- _YOUR GOAL_
Go through the data below. Pull out every line that has the word "beautiful".

- _INFORMATION PROVIDED_
_ _ _ _

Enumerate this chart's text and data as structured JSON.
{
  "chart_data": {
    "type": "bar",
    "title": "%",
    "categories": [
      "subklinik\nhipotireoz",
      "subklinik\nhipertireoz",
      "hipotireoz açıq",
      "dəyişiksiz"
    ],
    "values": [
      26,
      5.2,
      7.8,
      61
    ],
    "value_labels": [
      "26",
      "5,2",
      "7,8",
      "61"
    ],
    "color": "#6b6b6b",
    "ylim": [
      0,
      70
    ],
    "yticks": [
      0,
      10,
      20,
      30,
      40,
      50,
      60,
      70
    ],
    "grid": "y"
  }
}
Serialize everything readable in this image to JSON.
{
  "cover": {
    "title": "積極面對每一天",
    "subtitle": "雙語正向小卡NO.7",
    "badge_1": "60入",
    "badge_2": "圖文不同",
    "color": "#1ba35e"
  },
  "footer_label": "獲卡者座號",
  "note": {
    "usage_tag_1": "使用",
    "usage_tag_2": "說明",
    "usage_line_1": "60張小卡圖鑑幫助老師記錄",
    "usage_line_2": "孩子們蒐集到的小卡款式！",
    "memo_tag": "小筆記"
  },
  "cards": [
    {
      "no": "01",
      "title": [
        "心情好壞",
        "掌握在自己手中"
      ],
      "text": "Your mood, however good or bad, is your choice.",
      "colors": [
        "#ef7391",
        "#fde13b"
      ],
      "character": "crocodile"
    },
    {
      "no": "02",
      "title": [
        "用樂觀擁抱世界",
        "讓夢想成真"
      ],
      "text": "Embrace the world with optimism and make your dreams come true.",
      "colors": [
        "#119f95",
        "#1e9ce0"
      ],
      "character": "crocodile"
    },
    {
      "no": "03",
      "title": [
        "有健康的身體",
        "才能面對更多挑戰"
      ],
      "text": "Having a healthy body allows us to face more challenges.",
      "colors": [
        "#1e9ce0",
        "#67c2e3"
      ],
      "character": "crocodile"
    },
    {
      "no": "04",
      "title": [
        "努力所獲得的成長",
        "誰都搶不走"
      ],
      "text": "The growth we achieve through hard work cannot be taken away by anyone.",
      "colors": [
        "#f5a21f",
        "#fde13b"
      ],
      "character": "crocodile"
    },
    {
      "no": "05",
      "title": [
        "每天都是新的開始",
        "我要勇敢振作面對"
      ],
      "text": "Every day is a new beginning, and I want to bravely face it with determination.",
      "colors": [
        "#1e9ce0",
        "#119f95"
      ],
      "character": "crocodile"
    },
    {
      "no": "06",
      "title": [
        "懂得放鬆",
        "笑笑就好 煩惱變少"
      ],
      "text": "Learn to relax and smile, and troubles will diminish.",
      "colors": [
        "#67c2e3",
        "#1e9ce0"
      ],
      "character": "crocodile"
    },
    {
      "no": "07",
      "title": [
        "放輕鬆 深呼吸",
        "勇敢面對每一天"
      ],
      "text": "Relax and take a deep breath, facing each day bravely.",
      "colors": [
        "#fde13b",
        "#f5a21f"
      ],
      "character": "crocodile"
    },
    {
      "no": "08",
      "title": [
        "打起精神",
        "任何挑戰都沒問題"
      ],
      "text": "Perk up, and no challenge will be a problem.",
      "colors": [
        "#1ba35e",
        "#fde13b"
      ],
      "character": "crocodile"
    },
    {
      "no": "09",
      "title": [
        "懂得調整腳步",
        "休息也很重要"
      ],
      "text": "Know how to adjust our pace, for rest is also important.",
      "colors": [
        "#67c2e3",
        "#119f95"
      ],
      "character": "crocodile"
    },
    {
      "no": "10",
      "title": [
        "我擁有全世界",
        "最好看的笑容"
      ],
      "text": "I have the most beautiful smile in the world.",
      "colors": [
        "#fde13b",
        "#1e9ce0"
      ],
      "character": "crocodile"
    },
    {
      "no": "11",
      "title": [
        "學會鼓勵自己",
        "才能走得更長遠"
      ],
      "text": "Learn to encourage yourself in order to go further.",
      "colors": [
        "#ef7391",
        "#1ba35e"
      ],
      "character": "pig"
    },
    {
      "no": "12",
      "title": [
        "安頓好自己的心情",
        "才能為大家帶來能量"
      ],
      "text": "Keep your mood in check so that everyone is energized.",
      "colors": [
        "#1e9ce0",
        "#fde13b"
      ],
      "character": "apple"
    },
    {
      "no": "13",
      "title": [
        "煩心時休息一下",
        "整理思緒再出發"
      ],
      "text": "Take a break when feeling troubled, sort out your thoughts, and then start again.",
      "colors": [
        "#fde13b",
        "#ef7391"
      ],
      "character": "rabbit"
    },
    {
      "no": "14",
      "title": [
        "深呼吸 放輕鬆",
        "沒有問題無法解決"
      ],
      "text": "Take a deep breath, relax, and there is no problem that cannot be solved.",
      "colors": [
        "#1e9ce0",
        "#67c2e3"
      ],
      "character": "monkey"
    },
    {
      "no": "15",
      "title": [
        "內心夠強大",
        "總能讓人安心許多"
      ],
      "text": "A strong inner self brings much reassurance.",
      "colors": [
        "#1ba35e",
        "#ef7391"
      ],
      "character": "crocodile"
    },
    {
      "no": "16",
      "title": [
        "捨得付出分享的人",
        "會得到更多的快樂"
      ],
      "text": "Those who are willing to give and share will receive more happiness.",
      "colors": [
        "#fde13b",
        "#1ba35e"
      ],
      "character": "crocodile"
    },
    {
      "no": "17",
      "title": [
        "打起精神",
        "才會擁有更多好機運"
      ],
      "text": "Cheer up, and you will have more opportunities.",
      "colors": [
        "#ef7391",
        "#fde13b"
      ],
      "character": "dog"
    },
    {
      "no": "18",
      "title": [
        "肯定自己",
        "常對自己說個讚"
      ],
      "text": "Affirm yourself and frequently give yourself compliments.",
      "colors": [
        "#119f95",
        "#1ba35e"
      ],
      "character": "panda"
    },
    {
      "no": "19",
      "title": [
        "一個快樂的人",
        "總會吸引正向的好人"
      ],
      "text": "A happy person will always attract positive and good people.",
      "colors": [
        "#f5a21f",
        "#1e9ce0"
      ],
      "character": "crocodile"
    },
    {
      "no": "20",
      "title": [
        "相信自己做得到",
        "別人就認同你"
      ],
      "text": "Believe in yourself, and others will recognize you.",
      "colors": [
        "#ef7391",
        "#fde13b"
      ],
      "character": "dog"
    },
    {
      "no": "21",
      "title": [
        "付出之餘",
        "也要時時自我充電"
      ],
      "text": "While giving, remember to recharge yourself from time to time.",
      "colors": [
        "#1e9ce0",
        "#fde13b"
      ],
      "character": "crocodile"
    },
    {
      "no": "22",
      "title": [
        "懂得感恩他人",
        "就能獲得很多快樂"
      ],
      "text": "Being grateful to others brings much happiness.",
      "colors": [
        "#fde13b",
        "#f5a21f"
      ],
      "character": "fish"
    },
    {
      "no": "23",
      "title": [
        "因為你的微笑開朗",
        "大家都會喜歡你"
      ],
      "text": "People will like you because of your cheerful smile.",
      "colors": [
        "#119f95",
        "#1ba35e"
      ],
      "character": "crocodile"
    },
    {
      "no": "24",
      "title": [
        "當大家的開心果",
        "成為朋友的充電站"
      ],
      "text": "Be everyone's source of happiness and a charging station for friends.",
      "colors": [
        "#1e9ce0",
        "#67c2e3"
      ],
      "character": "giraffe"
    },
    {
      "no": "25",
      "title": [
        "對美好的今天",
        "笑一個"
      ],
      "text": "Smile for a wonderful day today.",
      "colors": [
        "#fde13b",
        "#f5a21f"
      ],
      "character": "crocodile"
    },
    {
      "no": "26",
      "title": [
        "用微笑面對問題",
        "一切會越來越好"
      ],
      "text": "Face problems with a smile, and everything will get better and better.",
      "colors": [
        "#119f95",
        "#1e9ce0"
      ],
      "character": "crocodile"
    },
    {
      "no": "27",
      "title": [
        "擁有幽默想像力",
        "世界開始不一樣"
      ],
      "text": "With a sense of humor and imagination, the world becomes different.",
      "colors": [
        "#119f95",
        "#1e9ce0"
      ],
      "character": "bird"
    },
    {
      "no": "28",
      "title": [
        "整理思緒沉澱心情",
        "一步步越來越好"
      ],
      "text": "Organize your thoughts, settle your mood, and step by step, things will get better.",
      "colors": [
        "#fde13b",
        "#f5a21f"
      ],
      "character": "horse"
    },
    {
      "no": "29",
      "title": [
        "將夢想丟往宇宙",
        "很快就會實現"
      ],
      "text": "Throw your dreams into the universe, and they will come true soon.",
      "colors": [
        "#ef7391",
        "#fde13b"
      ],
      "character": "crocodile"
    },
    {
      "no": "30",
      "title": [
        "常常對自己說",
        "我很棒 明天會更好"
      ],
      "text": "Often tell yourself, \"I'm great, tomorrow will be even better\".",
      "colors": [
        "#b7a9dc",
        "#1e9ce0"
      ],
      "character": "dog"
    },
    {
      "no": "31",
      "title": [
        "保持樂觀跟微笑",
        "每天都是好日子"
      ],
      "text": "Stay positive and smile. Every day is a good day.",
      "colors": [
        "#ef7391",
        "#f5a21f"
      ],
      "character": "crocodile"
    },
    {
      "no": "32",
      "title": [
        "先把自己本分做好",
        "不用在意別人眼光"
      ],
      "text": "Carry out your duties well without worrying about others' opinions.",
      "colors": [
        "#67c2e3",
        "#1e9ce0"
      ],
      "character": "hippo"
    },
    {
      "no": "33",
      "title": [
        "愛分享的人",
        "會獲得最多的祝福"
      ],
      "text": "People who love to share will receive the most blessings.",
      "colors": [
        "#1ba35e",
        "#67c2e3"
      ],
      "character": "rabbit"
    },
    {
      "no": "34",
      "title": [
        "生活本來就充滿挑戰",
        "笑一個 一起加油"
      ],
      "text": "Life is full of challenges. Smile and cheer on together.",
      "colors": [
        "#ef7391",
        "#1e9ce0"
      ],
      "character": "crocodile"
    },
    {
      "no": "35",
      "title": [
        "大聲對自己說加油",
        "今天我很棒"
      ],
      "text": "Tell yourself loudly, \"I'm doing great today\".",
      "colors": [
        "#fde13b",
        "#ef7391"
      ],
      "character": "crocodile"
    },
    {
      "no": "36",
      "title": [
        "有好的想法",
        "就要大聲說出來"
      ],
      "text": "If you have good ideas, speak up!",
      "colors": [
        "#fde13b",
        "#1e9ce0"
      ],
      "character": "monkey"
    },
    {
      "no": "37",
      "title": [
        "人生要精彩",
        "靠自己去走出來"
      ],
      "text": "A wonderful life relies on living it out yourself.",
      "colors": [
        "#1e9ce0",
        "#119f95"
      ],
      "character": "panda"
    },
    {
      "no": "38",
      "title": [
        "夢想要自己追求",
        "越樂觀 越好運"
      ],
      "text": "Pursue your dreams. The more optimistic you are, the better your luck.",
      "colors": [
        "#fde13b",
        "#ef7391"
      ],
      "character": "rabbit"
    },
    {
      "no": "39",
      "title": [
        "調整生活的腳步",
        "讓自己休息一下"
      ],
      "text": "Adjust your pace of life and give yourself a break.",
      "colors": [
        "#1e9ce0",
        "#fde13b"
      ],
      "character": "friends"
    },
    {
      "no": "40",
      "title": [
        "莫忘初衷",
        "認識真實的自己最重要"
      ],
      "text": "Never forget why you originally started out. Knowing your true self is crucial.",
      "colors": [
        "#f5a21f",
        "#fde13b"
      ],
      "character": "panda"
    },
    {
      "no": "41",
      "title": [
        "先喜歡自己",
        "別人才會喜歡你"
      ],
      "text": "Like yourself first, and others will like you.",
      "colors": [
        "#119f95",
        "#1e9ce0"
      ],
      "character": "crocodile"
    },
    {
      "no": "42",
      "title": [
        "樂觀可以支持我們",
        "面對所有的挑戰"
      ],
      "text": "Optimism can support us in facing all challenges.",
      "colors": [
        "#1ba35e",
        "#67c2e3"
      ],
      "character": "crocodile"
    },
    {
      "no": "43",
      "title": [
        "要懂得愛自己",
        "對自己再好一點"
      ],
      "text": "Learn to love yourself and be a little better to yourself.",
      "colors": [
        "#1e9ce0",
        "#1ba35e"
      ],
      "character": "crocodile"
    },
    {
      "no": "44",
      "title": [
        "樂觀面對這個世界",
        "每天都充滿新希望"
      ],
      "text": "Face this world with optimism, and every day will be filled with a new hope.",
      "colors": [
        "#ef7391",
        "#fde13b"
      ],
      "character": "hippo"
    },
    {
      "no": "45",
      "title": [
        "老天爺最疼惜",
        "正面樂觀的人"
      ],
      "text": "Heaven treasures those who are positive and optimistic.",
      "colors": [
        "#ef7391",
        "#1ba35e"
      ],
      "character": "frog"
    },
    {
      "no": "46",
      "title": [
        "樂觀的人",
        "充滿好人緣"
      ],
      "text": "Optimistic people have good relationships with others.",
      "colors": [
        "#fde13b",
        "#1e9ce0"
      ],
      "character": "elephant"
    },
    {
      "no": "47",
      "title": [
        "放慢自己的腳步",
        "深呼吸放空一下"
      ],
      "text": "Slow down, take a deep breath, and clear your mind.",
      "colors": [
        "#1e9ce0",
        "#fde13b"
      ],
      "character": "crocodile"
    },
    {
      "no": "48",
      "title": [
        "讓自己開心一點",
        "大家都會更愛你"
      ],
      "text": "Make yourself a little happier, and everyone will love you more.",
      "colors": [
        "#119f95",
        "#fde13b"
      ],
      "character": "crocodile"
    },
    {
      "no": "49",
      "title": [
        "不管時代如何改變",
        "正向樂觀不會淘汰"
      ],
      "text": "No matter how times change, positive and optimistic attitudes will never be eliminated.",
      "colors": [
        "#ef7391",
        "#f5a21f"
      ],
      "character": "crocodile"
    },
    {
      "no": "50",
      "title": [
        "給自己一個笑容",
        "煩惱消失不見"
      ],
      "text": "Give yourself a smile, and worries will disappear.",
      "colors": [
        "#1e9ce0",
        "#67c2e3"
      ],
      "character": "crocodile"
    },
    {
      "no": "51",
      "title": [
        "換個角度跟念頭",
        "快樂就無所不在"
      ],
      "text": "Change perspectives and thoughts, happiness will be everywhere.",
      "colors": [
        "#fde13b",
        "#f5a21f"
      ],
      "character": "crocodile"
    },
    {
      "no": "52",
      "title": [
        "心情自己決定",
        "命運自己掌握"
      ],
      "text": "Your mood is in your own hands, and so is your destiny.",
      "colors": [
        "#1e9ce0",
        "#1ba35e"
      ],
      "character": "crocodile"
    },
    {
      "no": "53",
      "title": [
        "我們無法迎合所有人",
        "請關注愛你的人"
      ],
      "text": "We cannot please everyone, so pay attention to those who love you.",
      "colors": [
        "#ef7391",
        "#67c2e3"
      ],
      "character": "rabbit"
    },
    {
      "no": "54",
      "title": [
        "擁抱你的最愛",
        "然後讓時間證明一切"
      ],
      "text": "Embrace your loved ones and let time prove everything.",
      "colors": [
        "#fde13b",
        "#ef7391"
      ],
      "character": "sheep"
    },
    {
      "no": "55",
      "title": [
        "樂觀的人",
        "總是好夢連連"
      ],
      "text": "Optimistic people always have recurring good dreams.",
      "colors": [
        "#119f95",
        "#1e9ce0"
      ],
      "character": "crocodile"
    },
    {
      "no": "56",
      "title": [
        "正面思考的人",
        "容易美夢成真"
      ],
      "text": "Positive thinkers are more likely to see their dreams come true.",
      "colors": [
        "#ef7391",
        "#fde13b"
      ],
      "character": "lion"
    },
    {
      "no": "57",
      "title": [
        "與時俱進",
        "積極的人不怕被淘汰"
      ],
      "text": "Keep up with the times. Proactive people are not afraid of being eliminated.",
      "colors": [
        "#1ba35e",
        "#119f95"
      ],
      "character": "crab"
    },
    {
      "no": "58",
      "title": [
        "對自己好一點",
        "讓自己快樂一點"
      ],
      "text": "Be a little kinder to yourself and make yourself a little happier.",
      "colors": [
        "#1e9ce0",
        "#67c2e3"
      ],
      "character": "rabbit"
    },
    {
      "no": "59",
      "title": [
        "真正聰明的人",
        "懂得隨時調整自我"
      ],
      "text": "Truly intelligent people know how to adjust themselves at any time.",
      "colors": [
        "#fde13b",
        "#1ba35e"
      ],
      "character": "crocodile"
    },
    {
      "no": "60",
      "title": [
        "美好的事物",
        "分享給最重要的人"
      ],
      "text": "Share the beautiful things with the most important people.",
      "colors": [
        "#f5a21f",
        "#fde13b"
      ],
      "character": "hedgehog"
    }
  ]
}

_ _ _ _

- _RESPONSE_
      "text": "I have the most beautiful smile in the world.",
      "text": "Share the beautiful things with the most important people.",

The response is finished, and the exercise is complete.